What you are asked to do: Pick out the lines below that include the string "title".

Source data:
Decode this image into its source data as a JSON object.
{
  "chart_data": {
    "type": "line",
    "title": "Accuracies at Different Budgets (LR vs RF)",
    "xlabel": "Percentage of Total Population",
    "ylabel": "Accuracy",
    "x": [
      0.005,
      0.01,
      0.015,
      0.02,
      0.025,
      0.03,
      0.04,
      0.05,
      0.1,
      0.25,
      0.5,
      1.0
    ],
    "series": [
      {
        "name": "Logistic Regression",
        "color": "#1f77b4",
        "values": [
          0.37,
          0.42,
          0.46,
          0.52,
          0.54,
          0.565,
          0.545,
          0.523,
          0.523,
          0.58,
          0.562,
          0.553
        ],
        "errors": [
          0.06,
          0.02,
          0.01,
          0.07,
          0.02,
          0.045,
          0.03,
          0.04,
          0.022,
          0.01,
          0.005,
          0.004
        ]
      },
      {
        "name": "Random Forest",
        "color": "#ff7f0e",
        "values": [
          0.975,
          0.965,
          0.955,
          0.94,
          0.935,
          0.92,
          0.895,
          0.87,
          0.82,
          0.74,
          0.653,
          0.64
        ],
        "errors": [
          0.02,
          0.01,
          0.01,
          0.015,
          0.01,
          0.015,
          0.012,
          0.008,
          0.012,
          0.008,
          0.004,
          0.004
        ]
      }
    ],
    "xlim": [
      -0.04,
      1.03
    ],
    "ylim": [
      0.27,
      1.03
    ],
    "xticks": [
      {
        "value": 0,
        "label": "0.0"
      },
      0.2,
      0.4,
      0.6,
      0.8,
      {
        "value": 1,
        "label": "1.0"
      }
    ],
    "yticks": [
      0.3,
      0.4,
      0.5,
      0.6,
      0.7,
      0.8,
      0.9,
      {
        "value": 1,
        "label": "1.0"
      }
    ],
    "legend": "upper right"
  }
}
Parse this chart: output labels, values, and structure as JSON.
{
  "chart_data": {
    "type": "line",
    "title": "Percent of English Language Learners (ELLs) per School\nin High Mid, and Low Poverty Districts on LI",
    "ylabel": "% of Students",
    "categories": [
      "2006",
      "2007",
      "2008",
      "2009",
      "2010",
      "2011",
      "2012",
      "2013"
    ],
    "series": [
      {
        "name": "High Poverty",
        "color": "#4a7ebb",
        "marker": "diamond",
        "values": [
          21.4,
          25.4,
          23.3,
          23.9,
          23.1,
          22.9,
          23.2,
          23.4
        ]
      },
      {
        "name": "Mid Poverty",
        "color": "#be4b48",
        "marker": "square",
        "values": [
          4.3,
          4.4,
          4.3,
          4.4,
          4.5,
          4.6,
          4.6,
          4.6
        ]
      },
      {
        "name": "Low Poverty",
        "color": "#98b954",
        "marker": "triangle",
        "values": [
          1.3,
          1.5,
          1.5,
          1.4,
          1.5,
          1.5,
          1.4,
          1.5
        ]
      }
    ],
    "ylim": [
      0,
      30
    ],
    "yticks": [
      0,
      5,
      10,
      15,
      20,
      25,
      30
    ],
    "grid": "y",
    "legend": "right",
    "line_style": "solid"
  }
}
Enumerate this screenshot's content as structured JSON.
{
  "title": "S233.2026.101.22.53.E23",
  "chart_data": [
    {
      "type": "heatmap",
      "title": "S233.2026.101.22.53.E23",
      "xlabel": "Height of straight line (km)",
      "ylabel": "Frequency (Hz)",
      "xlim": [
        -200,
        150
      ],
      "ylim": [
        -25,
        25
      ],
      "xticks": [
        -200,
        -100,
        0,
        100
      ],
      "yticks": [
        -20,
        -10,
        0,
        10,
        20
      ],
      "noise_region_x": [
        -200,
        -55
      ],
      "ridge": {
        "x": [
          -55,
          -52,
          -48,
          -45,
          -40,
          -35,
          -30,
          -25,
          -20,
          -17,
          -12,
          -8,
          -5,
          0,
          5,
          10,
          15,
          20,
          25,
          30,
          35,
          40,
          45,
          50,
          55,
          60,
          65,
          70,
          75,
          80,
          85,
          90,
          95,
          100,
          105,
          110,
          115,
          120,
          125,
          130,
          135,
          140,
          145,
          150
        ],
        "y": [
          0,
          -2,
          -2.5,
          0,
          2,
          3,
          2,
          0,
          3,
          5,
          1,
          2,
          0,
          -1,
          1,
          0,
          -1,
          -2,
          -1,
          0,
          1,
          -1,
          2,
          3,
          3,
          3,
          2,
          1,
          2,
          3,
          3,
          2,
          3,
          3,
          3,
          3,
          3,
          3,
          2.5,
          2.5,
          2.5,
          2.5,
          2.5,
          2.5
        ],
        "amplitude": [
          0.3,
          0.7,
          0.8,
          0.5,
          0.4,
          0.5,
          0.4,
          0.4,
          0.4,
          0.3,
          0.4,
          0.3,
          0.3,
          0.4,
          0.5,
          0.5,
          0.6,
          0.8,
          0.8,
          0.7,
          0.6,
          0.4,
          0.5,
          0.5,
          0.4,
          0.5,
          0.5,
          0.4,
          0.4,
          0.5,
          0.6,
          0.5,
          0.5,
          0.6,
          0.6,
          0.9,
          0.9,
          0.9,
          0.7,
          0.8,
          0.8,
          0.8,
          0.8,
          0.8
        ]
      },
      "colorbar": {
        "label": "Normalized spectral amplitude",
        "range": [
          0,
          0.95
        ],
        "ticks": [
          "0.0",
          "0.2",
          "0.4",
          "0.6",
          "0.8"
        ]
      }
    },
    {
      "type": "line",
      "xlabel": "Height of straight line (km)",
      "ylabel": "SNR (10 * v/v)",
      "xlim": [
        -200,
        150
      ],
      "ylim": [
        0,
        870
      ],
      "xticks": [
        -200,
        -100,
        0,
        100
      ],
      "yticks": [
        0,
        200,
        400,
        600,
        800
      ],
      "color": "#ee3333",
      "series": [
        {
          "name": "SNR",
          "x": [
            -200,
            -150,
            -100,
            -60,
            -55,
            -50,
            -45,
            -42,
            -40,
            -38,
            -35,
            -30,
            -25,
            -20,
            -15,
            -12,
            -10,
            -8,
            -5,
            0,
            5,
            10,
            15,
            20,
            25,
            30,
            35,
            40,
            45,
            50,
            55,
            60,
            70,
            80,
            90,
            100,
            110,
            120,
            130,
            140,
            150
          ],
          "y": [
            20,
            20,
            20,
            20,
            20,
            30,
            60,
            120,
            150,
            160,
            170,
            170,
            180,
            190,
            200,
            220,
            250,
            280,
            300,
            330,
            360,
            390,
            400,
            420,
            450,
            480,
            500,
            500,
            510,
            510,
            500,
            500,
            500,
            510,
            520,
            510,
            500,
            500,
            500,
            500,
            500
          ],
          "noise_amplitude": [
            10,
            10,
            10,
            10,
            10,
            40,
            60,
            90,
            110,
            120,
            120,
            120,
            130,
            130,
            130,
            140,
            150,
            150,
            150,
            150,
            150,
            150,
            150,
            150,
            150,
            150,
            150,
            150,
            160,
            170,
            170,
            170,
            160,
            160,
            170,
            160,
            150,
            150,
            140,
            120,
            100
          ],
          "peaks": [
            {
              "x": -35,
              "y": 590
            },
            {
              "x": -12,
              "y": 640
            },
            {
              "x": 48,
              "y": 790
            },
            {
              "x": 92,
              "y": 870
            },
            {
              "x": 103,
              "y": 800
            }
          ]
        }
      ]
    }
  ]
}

Full output:
    "title": "Accuracies at Different Budgets (LR vs RF)",
    "title": "Percent of English Language Learners (ELLs) per School\nin High Mid, and Low Poverty Districts on LI",
  "title": "S233.2026.101.22.53.E23",
      "title": "S233.2026.101.22.53.E23",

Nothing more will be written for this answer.